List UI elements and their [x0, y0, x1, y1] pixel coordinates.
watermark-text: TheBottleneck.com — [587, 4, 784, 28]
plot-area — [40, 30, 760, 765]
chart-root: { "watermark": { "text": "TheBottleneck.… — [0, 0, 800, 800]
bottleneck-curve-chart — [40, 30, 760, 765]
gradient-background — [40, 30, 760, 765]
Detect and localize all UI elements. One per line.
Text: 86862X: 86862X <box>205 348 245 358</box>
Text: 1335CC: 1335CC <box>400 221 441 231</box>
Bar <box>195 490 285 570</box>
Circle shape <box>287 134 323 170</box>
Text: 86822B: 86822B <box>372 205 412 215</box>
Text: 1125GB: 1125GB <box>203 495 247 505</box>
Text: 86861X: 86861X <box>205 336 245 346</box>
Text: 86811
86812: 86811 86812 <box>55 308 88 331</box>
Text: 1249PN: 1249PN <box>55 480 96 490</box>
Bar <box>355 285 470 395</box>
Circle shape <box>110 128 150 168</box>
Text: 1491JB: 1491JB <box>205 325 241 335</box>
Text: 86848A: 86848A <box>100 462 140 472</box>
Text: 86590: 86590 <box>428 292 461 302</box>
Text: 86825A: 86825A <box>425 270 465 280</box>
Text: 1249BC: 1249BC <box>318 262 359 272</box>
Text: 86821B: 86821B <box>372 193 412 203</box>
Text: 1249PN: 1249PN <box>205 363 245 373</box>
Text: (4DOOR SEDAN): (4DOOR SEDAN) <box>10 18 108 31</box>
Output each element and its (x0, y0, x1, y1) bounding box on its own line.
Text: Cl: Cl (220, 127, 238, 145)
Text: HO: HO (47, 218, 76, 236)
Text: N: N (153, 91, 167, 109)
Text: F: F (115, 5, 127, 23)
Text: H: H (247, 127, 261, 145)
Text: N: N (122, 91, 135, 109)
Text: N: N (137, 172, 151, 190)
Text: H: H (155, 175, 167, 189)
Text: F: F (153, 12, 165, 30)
━━━━━━━━━━
### WHAT YOU SHOULD DO
Reproduce every line of the data above, character for character.

### COMPLETE OUTPUT
List UI elements and their [x0, y0, x1, y1] pixel coordinates.
watermark-text: TheBottleneck.com — [587, 4, 784, 28]
plot-area — [40, 30, 760, 765]
chart-root: { "watermark": { "text": "TheBottleneck.… — [0, 0, 800, 800]
bottleneck-curve-chart — [40, 30, 760, 765]
gradient-background — [40, 30, 760, 765]
Detect and localize all UI elements. One per line.
Text: 86862X: 86862X <box>205 348 245 358</box>
Text: 1335CC: 1335CC <box>400 221 441 231</box>
Bar <box>195 490 285 570</box>
Circle shape <box>287 134 323 170</box>
Text: 86822B: 86822B <box>372 205 412 215</box>
Text: 1125GB: 1125GB <box>203 495 247 505</box>
Text: 86861X: 86861X <box>205 336 245 346</box>
Text: 86811
86812: 86811 86812 <box>55 308 88 331</box>
Text: 1249PN: 1249PN <box>55 480 96 490</box>
Bar <box>355 285 470 395</box>
Circle shape <box>110 128 150 168</box>
Text: 1491JB: 1491JB <box>205 325 241 335</box>
Text: 86848A: 86848A <box>100 462 140 472</box>
Text: 86590: 86590 <box>428 292 461 302</box>
Text: 86825A: 86825A <box>425 270 465 280</box>
Text: 1249BC: 1249BC <box>318 262 359 272</box>
Text: 86821B: 86821B <box>372 193 412 203</box>
Text: 1249PN: 1249PN <box>205 363 245 373</box>
Text: (4DOOR SEDAN): (4DOOR SEDAN) <box>10 18 108 31</box>
Output each element and its (x0, y0, x1, y1) bounding box on its own line.
Text: Cl: Cl (220, 127, 238, 145)
Text: HO: HO (47, 218, 76, 236)
Text: N: N (153, 91, 167, 109)
Text: F: F (115, 5, 127, 23)
Text: H: H (247, 127, 261, 145)
Text: N: N (122, 91, 135, 109)
Text: N: N (137, 172, 151, 190)
Text: H: H (155, 175, 167, 189)
Text: F: F (153, 12, 165, 30)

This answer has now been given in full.